- Task list
A – Rewrite everything in the Tongariro walk account from "Two hours later" down to "beautifully for us.", replacing "ball-bearings" with "marbles".
B – Answer these questions from the Tongariro walk account:
(i) How long was the day walk, in kilometers?
(ii) What makes the water in the streams fizz at Soda Springs?
(iii) Up to how many people a day walk the route in summer?
C – Translate this sentence from the Tongariro walk account into French: "This route is so popular that up to 700 people a day walk it in summer (hence our early start)."

- Passage to read

-- start --

This was a 19.4 km day walk recommended by Mike and endorsed by every guidebook and i-site advisor we had met.
This was the description on our map:- 'The traverse of the stark and spectacular volcanic terrain of Mt Tongariro is one of the most fascinating treks in the country. Among its highlights are steaming vents and hot springs, old lava flows, beautiful water filled explosion craters and stunning views.'
Being a one day walk we needed a shuttle to the start at Mangatepopo Valley, so we left Madge at the Ketetahi Car Park and hopped on the 'Backyard tours' minibus to the start at 6.15. In the way we had the luck to see sunrise from behind the volcano Mt Ngauruhoe 2287m (aka Mount Doom).
This route is so popular that up to 700 people a day walk it in summer (hence our early start). Despite this there are signs everywhere advising you about the dangers of the volcano and asking "Do you have the right kit? Are you fit enough to walk this route" etc.
If we weren't apprehensive enough already, our Maori bus driver, Brendan, insisted on saying a prayer for us before we set off!!
The whole walk was astounding, the first section was a steady climb from Mangatepopo Valley to Soda Springs, where dissolved salts make the water in the streams fizz. At this point we somehow picked up limpet-lady, walking with her two friends but who suddenly abandoned them in favour of us, and talked and talked.... We hid in the portaloos, but she waited outside, and resumed her chatter. We wandered off to inspect the soda streams more closely...
At the top of the valley, 2.5 hours into our 8 hour tramp, we were faced with a choice. Did we want to add in a three hour detour to climb to the summit of Mt Ngauruhoe (otherwise known as Mount Doom in the film version of Lord of the Rings). When we arrived at its base, low cloud obscured most of the volcano and only the first two or three route marker poles were visible. We decided to go up a short way to see what it was like and turn back if there was snow and ice or if the threatened scree slopes were too difficult.
Two hours later we made it to the top, having scrambled up the steep rocky lava ridge! It was a tricky climb as between the rocky outcrops there was loose scree so that, at times it felt as if we were floundering about like an Andrex puppy on a floor covered with ball-bearings! Very much a case of two steps up and slip one back. The views on the way were, of course, magnificent and the clouds cleared beautifully for us.
As per all the guides and signs, we were sensible trampers wearing sturdy boots, trousers, hats and sunglasses with a bag of warm/waterproof clothing and endless bottles of water. We observed with some consternation some of our fellow trampers covering the same route wearing little more than beach wear and the kind of canvas shoes that a wannabe surf dude might wear when sauntering along the waterfront in Salcombe. They still beat us to the top and survived to tell the tale!

-- end --

- Recorded data
-- start --

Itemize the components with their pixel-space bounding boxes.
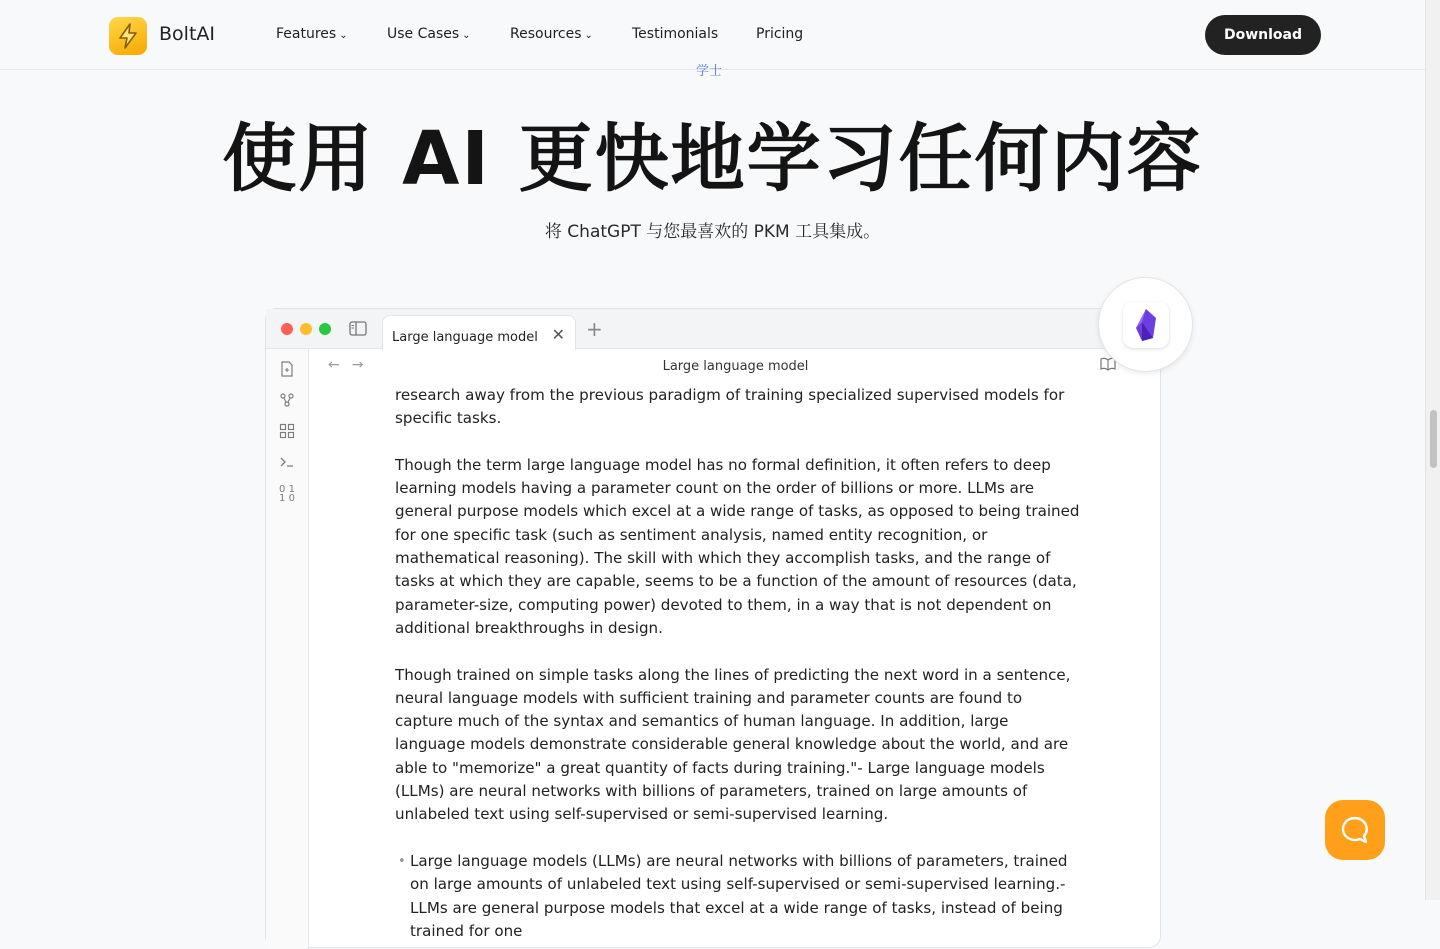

-- end --

- Answers below
A –
Two hours later we made it to the top, having scrambled up the steep rocky lava ridge! It was a tricky climb as between the rocky outcrops there was loose scree so that, at times it felt as if we were floundering about like an Andrex puppy on a floor covered with marbles! Very much a case of two steps up and slip one back. The views on the way were, of course, magnificent and the clouds cleared beautifully for us.

B –
(i) 19.4 km
(ii) Dissolved salts
(iii) Up to 700

C – Ce parcours est si populaire que jusqu'à 700 personnes par jour l'empruntent en été (d'où notre départ matinal).